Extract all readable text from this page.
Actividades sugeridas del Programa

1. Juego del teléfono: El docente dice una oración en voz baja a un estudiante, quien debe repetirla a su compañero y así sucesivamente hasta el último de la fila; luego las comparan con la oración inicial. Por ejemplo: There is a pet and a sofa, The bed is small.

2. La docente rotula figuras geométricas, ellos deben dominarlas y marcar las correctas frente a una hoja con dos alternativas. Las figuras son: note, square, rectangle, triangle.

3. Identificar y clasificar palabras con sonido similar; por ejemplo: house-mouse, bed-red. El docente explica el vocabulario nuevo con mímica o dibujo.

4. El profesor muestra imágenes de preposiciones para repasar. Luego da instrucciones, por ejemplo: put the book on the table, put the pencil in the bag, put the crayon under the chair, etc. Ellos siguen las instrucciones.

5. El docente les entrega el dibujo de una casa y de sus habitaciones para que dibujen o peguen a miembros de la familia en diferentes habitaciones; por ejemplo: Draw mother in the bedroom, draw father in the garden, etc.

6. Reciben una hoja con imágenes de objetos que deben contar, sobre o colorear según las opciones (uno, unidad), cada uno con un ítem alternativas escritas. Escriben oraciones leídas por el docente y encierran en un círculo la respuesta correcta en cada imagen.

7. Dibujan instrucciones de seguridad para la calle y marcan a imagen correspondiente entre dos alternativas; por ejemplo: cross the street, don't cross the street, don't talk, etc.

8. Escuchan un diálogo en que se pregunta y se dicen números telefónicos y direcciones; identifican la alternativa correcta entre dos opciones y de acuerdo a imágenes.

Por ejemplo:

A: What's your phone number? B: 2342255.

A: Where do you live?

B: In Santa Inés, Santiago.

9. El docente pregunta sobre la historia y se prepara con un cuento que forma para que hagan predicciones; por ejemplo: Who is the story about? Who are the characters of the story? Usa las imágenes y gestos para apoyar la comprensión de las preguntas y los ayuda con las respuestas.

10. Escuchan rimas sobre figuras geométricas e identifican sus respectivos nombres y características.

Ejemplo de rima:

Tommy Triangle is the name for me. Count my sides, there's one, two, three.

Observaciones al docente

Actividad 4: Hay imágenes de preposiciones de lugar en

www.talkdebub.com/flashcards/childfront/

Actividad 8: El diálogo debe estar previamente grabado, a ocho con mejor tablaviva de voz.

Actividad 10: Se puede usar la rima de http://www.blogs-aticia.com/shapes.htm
* * * * *
| Task to carry out |
Show every line in the records above that contains the word "dibujo".

| Exercise output |
3. Identificar y clasificar palabras con sonido similar; por ejemplo: house-mouse, bed-red. El docente explica el vocabulario nuevo con mímica o dibujo.
5. El docente les entrega el dibujo de una casa y de sus habitaciones para que dibujen o peguen a miembros de la familia en diferentes habitaciones; por ejemplo: Draw mother in the bedroom, draw father in the garden, etc.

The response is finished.